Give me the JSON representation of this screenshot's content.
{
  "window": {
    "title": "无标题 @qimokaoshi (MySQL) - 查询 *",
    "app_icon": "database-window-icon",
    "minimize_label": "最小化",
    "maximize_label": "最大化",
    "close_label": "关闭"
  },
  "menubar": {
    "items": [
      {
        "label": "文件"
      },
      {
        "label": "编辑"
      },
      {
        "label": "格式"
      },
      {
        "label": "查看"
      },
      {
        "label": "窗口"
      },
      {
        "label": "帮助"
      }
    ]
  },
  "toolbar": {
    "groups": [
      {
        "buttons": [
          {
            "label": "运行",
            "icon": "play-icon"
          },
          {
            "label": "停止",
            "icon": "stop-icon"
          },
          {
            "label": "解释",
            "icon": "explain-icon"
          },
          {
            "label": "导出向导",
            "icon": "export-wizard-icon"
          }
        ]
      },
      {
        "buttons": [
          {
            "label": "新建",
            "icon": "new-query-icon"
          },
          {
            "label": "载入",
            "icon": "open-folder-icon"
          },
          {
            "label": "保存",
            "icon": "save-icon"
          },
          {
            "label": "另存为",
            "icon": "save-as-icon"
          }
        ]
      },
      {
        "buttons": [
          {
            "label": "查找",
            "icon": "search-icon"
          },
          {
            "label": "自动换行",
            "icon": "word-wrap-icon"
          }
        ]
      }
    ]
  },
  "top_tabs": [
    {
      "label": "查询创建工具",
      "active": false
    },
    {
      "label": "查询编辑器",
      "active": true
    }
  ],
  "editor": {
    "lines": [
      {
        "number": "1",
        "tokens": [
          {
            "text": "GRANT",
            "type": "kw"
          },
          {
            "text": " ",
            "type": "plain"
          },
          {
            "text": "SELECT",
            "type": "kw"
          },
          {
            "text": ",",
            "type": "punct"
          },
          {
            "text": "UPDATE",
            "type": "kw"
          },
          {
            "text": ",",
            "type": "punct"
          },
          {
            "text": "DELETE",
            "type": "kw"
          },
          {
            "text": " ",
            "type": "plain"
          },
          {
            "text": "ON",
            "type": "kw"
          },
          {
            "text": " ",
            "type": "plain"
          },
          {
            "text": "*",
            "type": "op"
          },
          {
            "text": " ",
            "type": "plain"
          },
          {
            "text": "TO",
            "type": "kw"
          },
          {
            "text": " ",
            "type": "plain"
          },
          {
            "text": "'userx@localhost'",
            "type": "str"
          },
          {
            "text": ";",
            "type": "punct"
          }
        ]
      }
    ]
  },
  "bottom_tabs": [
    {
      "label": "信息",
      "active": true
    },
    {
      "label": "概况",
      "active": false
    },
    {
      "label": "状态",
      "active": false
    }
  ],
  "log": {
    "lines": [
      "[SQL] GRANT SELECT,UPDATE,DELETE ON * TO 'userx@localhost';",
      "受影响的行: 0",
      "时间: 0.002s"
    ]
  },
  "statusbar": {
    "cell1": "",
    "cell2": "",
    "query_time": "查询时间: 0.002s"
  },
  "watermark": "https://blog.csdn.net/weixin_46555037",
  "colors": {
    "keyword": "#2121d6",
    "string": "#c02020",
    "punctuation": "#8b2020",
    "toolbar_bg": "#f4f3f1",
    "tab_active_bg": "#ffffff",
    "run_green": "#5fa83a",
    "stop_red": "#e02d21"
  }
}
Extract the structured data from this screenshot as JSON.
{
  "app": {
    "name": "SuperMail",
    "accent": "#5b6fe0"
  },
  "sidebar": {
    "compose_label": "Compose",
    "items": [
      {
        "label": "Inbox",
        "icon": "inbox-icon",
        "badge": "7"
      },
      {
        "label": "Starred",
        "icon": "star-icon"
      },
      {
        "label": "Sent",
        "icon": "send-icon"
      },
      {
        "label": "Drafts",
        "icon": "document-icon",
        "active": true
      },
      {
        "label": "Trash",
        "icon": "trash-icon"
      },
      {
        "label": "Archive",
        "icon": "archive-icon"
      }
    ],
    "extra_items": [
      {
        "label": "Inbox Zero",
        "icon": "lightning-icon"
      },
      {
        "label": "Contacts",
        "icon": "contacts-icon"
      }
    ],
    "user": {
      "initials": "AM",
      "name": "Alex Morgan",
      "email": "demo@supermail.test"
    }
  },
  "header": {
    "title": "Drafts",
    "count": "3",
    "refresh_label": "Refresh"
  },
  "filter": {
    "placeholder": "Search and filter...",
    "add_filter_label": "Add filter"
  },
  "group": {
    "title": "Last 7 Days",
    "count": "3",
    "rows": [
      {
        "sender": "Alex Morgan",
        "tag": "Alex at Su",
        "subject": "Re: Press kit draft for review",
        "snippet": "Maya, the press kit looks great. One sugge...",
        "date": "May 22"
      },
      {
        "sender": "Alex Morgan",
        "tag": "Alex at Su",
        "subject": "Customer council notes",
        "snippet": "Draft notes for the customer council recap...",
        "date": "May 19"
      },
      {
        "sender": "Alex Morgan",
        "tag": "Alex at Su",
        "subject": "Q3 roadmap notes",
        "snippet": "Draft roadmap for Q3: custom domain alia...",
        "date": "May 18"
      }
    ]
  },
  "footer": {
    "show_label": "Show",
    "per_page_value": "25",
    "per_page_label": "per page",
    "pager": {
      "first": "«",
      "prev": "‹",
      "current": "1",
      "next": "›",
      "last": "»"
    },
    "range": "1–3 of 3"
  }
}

+++++

WHAT IS EXPECTED: The listing above must be transcribed exactly, line by line.

RESPONSE:
Give me the JSON representation of this screenshot's content.
{
  "window": {
    "title": "无标题 @qimokaoshi (MySQL) - 查询 *",
    "app_icon": "database-window-icon",
    "minimize_label": "最小化",
    "maximize_label": "最大化",
    "close_label": "关闭"
  },
  "menubar": {
    "items": [
      {
        "label": "文件"
      },
      {
        "label": "编辑"
      },
      {
        "label": "格式"
      },
      {
        "label": "查看"
      },
      {
        "label": "窗口"
      },
      {
        "label": "帮助"
      }
    ]
  },
  "toolbar": {
    "groups": [
      {
        "buttons": [
          {
            "label": "运行",
            "icon": "play-icon"
          },
          {
            "label": "停止",
            "icon": "stop-icon"
          },
          {
            "label": "解释",
            "icon": "explain-icon"
          },
          {
            "label": "导出向导",
            "icon": "export-wizard-icon"
          }
        ]
      },
      {
        "buttons": [
          {
            "label": "新建",
            "icon": "new-query-icon"
          },
          {
            "label": "载入",
            "icon": "open-folder-icon"
          },
          {
            "label": "保存",
            "icon": "save-icon"
          },
          {
            "label": "另存为",
            "icon": "save-as-icon"
          }
        ]
      },
      {
        "buttons": [
          {
            "label": "查找",
            "icon": "search-icon"
          },
          {
            "label": "自动换行",
            "icon": "word-wrap-icon"
          }
        ]
      }
    ]
  },
  "top_tabs": [
    {
      "label": "查询创建工具",
      "active": false
    },
    {
      "label": "查询编辑器",
      "active": true
    }
  ],
  "editor": {
    "lines": [
      {
        "number": "1",
        "tokens": [
          {
            "text": "GRANT",
            "type": "kw"
          },
          {
            "text": " ",
            "type": "plain"
          },
          {
            "text": "SELECT",
            "type": "kw"
          },
          {
            "text": ",",
            "type": "punct"
          },
          {
            "text": "UPDATE",
            "type": "kw"
          },
          {
            "text": ",",
            "type": "punct"
          },
          {
            "text": "DELETE",
            "type": "kw"
          },
          {
            "text": " ",
            "type": "plain"
          },
          {
            "text": "ON",
            "type": "kw"
          },
          {
            "text": " ",
            "type": "plain"
          },
          {
            "text": "*",
            "type": "op"
          },
          {
            "text": " ",
            "type": "plain"
          },
          {
            "text": "TO",
            "type": "kw"
          },
          {
            "text": " ",
            "type": "plain"
          },
          {
            "text": "'userx@localhost'",
            "type": "str"
          },
          {
            "text": ";",
            "type": "punct"
          }
        ]
      }
    ]
  },
  "bottom_tabs": [
    {
      "label": "信息",
      "active": true
    },
    {
      "label": "概况",
      "active": false
    },
    {
      "label": "状态",
      "active": false
    }
  ],
  "log": {
    "lines": [
      "[SQL] GRANT SELECT,UPDATE,DELETE ON * TO 'userx@localhost';",
      "受影响的行: 0",
      "时间: 0.002s"
    ]
  },
  "statusbar": {
    "cell1": "",
    "cell2": "",
    "query_time": "查询时间: 0.002s"
  },
  "watermark": "https://blog.csdn.net/weixin_46555037",
  "colors": {
    "keyword": "#2121d6",
    "string": "#c02020",
    "punctuation": "#8b2020",
    "toolbar_bg": "#f4f3f1",
    "tab_active_bg": "#ffffff",
    "run_green": "#5fa83a",
    "stop_red": "#e02d21"
  }
}
Extract the structured data from this screenshot as JSON.
{
  "app": {
    "name": "SuperMail",
    "accent": "#5b6fe0"
  },
  "sidebar": {
    "compose_label": "Compose",
    "items": [
      {
        "label": "Inbox",
        "icon": "inbox-icon",
        "badge": "7"
      },
      {
        "label": "Starred",
        "icon": "star-icon"
      },
      {
        "label": "Sent",
        "icon": "send-icon"
      },
      {
        "label": "Drafts",
        "icon": "document-icon",
        "active": true
      },
      {
        "label": "Trash",
        "icon": "trash-icon"
      },
      {
        "label": "Archive",
        "icon": "archive-icon"
      }
    ],
    "extra_items": [
      {
        "label": "Inbox Zero",
        "icon": "lightning-icon"
      },
      {
        "label": "Contacts",
        "icon": "contacts-icon"
      }
    ],
    "user": {
      "initials": "AM",
      "name": "Alex Morgan",
      "email": "demo@supermail.test"
    }
  },
  "header": {
    "title": "Drafts",
    "count": "3",
    "refresh_label": "Refresh"
  },
  "filter": {
    "placeholder": "Search and filter...",
    "add_filter_label": "Add filter"
  },
  "group": {
    "title": "Last 7 Days",
    "count": "3",
    "rows": [
      {
        "sender": "Alex Morgan",
        "tag": "Alex at Su",
        "subject": "Re: Press kit draft for review",
        "snippet": "Maya, the press kit looks great. One sugge...",
        "date": "May 22"
      },
      {
        "sender": "Alex Morgan",
        "tag": "Alex at Su",
        "subject": "Customer council notes",
        "snippet": "Draft notes for the customer council recap...",
        "date": "May 19"
      },
      {
        "sender": "Alex Morgan",
        "tag": "Alex at Su",
        "subject": "Q3 roadmap notes",
        "snippet": "Draft roadmap for Q3: custom domain alia...",
        "date": "May 18"
      }
    ]
  },
  "footer": {
    "show_label": "Show",
    "per_page_value": "25",
    "per_page_label": "per page",
    "pager": {
      "first": "«",
      "prev": "‹",
      "current": "1",
      "next": "›",
      "last": "»"
    },
    "range": "1–3 of 3"
  }
}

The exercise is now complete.